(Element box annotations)
= = = = = = =

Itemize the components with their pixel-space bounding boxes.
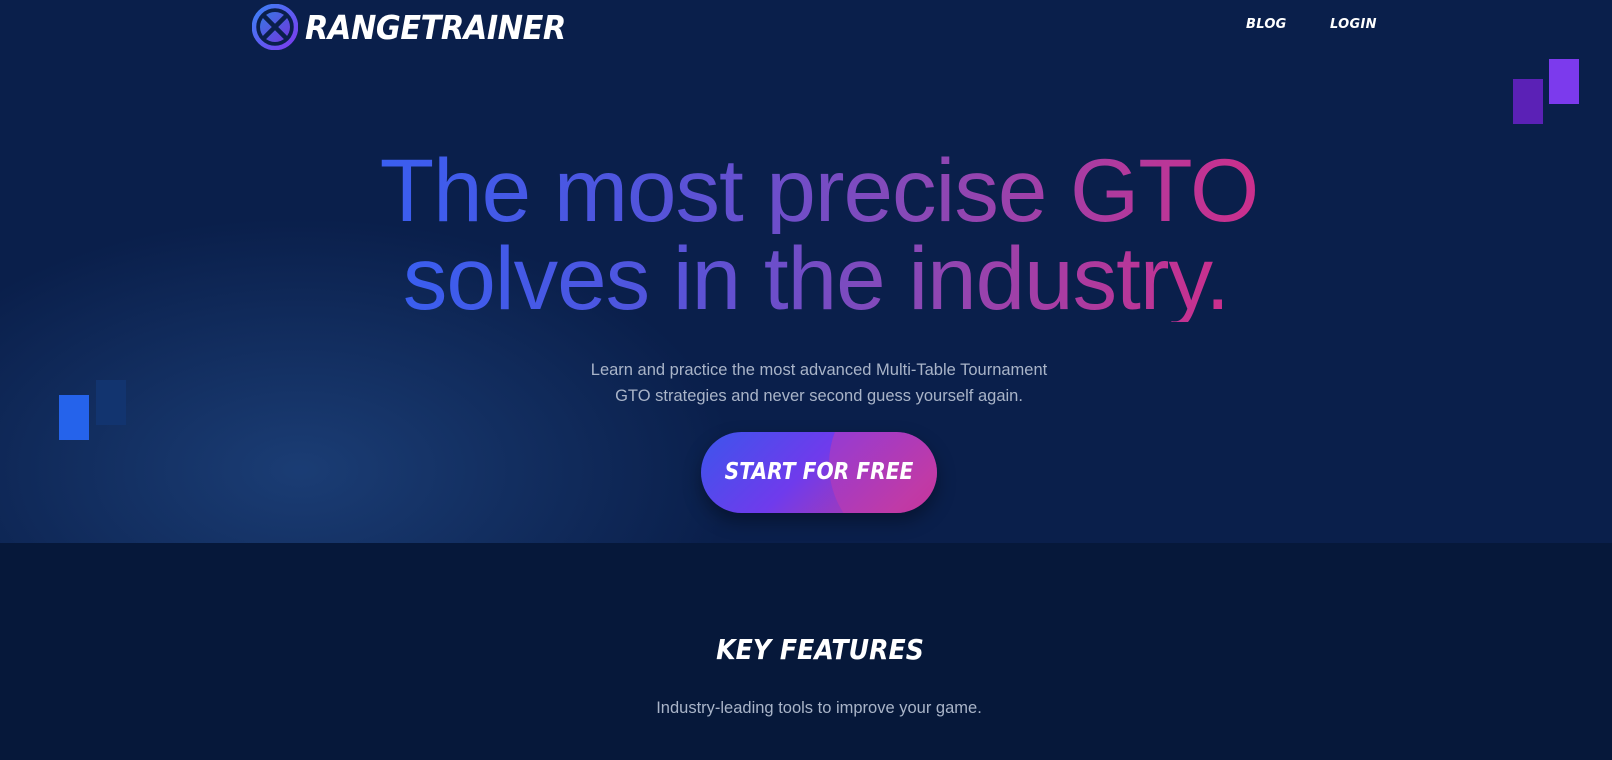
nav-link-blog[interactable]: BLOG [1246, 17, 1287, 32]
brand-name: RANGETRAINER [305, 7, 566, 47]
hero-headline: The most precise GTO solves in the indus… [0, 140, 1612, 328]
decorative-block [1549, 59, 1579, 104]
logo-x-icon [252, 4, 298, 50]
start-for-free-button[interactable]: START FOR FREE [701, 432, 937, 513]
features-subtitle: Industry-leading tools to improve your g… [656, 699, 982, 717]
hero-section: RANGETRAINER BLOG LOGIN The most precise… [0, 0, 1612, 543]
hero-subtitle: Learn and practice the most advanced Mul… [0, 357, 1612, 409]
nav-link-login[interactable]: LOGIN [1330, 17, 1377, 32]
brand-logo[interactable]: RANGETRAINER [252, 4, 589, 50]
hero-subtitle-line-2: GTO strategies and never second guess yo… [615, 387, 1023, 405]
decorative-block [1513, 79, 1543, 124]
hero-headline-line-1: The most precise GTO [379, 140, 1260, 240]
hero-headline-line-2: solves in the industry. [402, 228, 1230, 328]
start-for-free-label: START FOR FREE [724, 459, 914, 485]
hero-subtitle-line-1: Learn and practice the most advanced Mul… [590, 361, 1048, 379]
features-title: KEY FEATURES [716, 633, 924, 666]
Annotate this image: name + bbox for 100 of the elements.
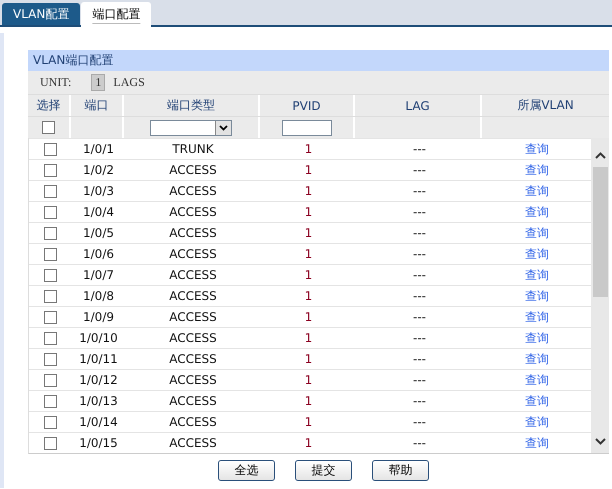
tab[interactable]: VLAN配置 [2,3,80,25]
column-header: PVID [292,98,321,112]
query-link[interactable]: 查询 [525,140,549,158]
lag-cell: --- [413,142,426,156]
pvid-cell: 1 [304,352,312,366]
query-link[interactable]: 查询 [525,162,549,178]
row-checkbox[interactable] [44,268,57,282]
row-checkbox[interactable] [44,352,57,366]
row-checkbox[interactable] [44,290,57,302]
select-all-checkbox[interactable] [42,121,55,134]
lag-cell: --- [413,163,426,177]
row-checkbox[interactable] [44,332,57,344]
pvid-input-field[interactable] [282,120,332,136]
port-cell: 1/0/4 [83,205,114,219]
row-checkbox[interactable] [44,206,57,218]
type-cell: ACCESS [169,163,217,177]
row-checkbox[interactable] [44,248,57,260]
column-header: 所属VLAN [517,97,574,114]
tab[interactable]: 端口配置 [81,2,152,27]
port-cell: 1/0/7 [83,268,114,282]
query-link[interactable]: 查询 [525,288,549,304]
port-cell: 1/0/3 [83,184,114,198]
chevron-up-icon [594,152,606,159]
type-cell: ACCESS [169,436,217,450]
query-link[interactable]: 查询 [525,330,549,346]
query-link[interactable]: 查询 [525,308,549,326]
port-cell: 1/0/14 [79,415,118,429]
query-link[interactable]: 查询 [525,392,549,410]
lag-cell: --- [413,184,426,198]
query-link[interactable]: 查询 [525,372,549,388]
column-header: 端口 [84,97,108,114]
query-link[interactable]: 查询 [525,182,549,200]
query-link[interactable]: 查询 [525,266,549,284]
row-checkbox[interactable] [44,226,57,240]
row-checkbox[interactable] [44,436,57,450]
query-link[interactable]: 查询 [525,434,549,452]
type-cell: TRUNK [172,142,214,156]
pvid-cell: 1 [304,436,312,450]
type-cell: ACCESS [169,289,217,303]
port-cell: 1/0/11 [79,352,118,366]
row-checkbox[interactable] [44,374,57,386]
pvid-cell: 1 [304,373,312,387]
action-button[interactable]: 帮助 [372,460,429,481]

= = = = = = =

=== Your goal ===
Write out the items again from the line with "tab[interactable]: VLAN配置 [2,3,80,25]" up to and including the line with "pvid-input-field[interactable] [282,120,332,136]", and give only those lines. Switch "query-link" to "search-link" and leave everything else unchanged.

=== Complete response ===
tab[interactable]: VLAN配置 [2,3,80,25]
column-header: PVID [292,98,321,112]
search-link[interactable]: 查询 [525,140,549,158]
lag-cell: --- [413,142,426,156]
pvid-cell: 1 [304,352,312,366]
search-link[interactable]: 查询 [525,162,549,178]
row-checkbox[interactable] [44,268,57,282]
row-checkbox[interactable] [44,352,57,366]
row-checkbox[interactable] [44,290,57,302]
select-all-checkbox[interactable] [42,121,55,134]
lag-cell: --- [413,163,426,177]
row-checkbox[interactable] [44,332,57,344]
pvid-input-field[interactable] [282,120,332,136]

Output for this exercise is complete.